» Data shown
____
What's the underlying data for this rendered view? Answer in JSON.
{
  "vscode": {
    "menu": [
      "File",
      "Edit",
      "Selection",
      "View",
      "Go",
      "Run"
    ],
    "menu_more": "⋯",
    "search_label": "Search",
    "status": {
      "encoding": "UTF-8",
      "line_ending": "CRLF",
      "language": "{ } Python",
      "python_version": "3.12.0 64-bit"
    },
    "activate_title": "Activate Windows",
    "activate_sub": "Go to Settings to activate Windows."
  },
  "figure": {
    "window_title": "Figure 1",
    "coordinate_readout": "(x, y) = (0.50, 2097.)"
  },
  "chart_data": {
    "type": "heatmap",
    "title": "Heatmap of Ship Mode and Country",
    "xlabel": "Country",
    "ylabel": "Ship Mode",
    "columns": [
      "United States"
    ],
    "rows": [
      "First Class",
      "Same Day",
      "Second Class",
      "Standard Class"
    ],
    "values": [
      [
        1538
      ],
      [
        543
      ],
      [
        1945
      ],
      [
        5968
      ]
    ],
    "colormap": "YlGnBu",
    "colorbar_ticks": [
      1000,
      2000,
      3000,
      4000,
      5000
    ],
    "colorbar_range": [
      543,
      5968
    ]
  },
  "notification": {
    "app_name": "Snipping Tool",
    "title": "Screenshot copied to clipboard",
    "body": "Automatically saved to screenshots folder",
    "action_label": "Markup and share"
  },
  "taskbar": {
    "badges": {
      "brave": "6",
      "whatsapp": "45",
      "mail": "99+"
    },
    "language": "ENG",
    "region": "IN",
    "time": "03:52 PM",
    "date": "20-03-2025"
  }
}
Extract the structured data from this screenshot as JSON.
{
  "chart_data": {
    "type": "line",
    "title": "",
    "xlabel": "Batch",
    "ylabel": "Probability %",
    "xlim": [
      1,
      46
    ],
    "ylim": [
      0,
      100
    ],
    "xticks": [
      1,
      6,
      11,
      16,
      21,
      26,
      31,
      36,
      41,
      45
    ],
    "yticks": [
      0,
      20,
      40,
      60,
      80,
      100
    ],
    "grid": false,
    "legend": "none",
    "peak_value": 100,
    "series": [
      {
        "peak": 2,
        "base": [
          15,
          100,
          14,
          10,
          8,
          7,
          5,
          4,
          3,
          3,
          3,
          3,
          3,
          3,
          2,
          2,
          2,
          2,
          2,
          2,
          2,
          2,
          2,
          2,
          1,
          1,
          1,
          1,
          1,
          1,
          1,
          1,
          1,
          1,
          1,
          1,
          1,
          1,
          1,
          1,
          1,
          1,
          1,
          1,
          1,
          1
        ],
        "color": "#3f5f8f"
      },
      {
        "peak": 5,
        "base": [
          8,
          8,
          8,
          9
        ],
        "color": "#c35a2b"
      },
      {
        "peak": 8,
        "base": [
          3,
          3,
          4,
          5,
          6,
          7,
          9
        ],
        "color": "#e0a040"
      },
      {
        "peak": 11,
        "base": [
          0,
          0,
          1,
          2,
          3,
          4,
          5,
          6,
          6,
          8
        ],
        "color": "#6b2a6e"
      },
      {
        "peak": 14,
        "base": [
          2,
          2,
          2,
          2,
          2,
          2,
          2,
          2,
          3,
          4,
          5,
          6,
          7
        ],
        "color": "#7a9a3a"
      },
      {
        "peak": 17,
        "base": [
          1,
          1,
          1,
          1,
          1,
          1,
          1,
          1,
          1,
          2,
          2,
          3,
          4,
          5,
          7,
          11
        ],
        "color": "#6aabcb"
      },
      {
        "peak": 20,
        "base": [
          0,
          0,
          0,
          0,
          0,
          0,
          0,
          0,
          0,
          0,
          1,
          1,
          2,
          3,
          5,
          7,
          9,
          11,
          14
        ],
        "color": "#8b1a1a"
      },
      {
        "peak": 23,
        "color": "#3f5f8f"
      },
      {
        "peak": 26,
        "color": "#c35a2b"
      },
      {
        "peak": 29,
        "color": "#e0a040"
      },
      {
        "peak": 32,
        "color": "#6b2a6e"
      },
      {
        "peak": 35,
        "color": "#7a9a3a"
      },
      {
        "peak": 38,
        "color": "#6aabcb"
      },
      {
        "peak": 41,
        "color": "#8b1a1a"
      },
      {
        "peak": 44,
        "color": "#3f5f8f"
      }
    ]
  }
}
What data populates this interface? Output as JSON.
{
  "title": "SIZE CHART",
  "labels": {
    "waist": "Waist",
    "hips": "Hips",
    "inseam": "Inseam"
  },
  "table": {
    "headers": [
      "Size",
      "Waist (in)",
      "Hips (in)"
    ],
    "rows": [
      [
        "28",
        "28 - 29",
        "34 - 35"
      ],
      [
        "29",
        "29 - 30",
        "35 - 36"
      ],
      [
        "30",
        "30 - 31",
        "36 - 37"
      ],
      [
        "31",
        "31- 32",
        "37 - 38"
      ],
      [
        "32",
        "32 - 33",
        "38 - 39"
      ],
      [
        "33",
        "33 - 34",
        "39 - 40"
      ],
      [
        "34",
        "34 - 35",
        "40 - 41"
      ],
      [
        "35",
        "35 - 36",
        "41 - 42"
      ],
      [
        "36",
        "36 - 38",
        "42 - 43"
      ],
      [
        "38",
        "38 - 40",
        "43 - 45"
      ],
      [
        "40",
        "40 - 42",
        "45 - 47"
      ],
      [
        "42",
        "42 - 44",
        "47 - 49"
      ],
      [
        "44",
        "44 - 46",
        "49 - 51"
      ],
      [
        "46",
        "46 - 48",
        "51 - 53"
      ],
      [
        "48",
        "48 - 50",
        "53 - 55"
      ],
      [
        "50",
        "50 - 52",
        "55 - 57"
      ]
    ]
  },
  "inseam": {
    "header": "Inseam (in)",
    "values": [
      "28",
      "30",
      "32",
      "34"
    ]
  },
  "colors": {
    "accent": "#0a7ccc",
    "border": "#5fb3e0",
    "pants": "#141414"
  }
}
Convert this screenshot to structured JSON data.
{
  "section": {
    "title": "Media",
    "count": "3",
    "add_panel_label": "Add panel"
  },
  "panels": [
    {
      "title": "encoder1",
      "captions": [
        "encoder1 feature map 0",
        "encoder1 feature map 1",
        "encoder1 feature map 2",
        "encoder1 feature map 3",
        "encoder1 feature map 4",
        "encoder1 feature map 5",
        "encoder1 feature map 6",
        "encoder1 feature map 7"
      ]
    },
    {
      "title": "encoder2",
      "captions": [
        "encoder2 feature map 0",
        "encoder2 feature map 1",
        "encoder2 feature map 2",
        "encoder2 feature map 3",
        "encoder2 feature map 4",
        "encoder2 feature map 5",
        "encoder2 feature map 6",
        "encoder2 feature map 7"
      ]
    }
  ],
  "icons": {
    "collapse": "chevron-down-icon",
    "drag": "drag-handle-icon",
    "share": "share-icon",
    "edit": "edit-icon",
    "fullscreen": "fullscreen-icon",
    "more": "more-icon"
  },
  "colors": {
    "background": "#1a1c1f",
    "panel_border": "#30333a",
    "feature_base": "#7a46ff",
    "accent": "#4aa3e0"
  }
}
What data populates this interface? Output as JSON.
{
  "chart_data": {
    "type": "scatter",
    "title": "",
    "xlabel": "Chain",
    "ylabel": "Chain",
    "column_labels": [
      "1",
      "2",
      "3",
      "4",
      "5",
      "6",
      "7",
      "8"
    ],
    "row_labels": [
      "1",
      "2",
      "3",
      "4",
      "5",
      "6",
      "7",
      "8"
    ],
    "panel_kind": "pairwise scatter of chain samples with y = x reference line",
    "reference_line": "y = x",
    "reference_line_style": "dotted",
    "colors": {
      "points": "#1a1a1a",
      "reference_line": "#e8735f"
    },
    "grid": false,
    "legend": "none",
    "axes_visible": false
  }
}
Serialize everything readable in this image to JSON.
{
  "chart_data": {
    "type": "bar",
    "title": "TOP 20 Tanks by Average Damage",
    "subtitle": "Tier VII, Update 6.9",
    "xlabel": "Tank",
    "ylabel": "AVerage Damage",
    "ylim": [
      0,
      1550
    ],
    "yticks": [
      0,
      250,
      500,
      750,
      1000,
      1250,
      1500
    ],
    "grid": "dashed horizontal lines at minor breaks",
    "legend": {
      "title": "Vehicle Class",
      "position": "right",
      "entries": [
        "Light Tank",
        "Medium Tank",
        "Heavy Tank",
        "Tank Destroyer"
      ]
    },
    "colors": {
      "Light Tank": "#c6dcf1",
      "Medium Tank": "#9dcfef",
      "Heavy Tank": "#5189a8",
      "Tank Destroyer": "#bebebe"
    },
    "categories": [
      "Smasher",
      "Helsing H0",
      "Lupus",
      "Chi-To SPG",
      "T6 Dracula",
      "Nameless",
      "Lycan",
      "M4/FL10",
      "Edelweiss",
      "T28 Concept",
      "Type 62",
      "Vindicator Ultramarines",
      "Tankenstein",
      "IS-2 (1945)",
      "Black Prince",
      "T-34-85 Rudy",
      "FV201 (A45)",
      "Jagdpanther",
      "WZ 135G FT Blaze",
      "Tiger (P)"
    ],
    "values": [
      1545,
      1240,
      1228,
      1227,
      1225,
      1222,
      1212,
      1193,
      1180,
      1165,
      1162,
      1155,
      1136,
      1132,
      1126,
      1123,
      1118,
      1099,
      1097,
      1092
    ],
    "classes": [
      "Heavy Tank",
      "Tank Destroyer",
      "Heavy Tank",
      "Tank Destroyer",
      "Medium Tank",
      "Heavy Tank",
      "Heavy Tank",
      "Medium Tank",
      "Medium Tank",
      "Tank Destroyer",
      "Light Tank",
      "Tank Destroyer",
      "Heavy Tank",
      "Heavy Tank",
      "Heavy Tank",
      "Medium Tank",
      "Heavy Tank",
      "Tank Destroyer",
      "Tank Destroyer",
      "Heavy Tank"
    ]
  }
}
____
» The exercise
Report all lines of the data that include the word "Damage".

» Solution to this task
    "title": "TOP 20 Tanks by Average Damage",
    "ylabel": "AVerage Damage",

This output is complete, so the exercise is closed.